EXTRACTED INFORMATION
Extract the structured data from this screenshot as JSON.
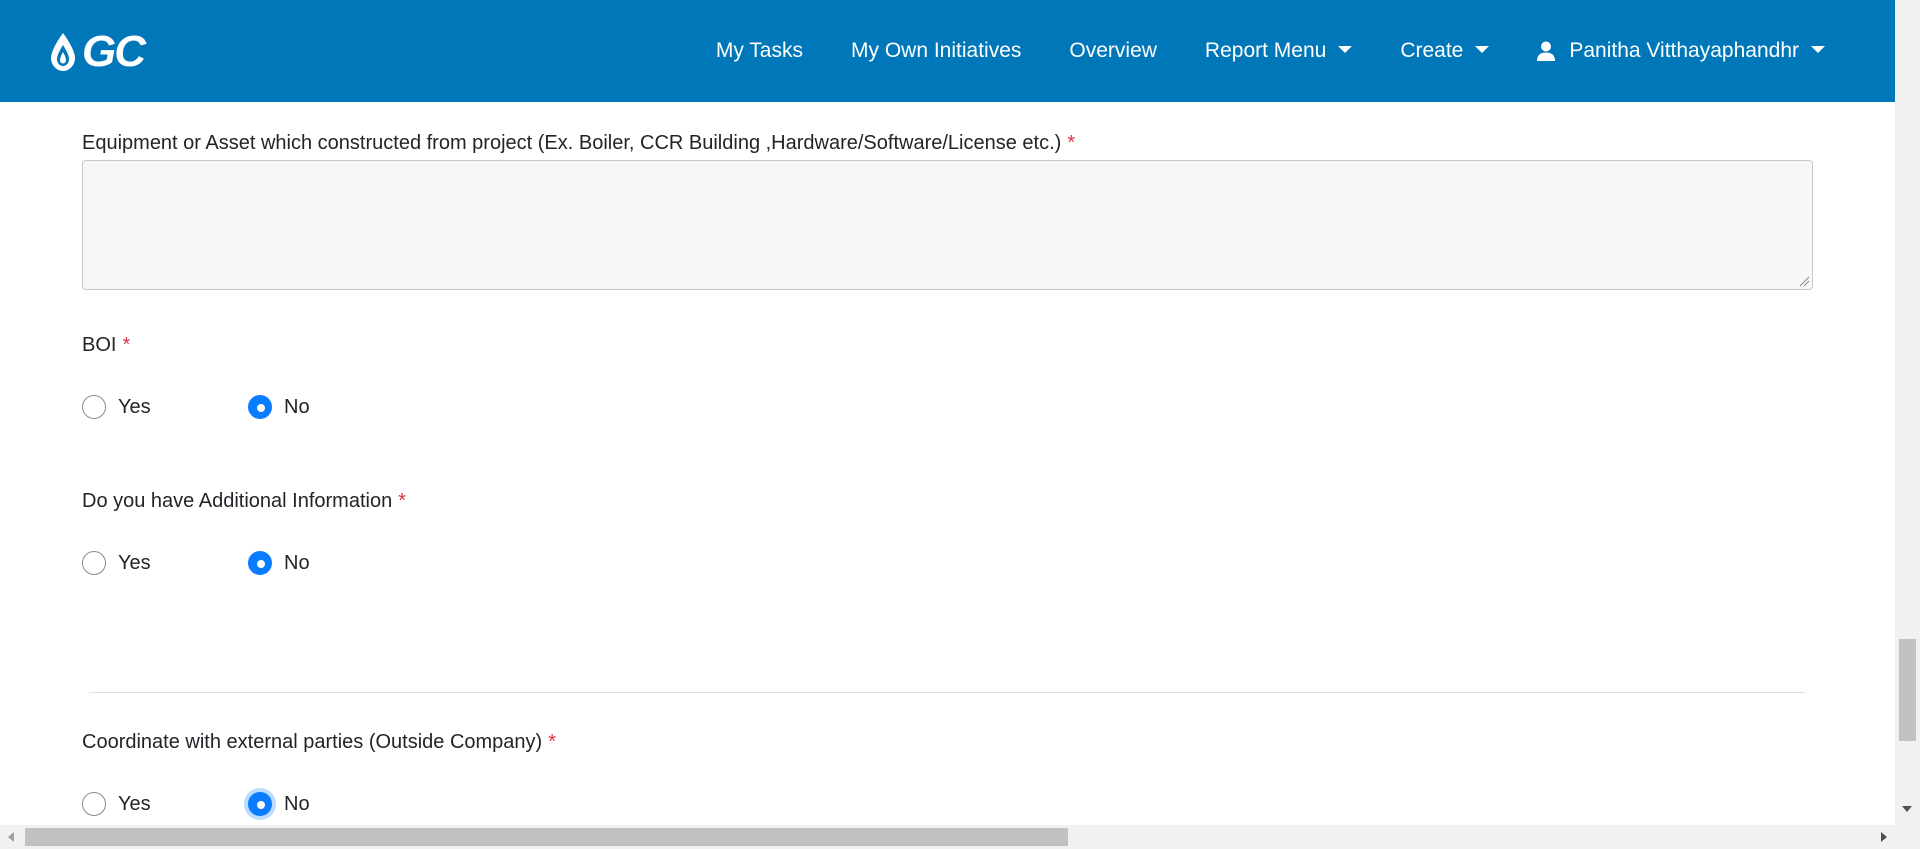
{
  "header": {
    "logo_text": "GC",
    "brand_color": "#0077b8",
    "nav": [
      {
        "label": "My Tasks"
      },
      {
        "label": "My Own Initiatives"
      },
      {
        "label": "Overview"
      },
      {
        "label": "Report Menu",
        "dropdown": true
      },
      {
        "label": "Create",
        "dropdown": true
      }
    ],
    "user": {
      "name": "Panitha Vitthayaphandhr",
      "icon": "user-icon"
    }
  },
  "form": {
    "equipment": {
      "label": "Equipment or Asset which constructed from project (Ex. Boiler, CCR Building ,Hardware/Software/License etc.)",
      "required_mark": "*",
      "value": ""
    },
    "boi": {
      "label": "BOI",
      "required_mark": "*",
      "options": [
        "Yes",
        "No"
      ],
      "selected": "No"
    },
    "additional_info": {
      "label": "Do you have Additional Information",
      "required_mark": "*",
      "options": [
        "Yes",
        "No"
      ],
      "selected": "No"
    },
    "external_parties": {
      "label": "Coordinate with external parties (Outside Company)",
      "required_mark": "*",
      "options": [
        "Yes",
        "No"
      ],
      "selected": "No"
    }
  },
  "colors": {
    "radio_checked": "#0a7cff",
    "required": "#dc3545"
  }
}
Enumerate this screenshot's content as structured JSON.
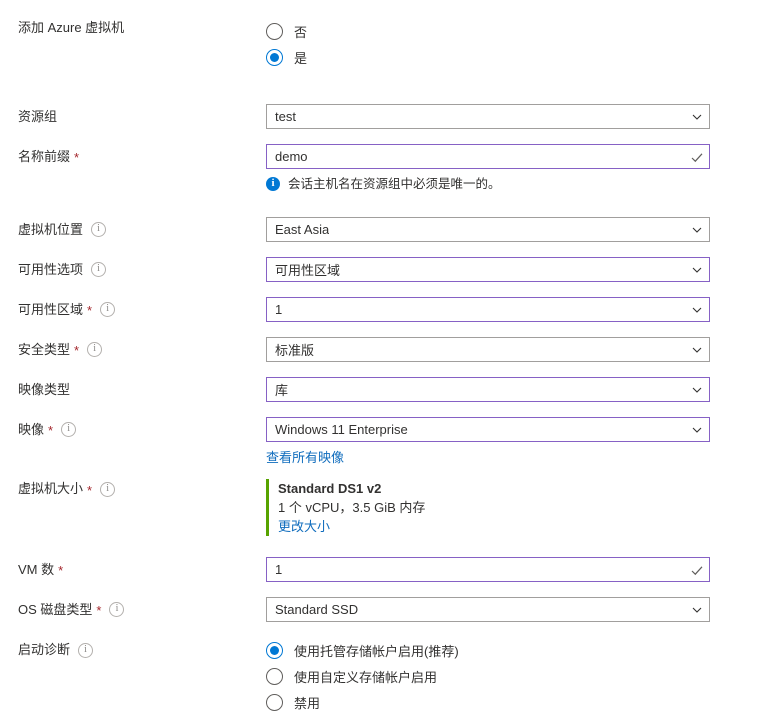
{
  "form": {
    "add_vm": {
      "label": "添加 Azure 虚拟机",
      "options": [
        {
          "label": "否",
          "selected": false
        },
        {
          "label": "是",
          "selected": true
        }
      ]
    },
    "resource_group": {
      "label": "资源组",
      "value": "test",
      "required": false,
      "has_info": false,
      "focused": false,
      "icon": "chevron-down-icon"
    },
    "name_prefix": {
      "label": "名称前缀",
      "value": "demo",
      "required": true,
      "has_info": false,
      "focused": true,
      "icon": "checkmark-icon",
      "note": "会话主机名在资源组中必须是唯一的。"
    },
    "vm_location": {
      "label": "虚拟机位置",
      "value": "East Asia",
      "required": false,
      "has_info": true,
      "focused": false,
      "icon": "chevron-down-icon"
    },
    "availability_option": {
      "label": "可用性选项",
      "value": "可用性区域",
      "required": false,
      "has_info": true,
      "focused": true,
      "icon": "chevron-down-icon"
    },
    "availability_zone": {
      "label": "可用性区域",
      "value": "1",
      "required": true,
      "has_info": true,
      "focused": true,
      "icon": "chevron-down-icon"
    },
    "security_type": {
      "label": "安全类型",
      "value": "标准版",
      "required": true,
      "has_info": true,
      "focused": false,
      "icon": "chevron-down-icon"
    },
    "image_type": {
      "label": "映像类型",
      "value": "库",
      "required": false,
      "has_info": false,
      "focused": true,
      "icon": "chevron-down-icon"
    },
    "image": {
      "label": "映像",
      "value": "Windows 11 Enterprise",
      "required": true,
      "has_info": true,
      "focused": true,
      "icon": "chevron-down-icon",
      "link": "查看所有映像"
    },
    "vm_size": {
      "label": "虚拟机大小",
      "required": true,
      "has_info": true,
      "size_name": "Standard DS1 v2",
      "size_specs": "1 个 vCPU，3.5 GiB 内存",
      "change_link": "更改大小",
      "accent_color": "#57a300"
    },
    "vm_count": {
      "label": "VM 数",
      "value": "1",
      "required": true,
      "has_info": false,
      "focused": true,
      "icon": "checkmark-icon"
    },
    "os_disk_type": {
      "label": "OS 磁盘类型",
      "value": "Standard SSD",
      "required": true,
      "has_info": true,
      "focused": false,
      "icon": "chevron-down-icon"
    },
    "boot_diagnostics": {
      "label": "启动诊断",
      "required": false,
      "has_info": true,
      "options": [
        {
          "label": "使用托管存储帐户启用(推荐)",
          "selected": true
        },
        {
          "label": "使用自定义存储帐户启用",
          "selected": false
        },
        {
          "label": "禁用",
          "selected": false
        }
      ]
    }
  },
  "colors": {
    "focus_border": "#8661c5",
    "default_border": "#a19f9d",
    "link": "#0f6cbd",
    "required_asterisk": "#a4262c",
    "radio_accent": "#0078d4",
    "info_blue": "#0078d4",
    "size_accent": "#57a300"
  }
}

WRITTEN PROBLEM
In the entries above, identify every line with the word "checkmark". Copy those lines.

CORRECT RESULT
      "icon": "checkmark-icon",
      "icon": "checkmark-icon"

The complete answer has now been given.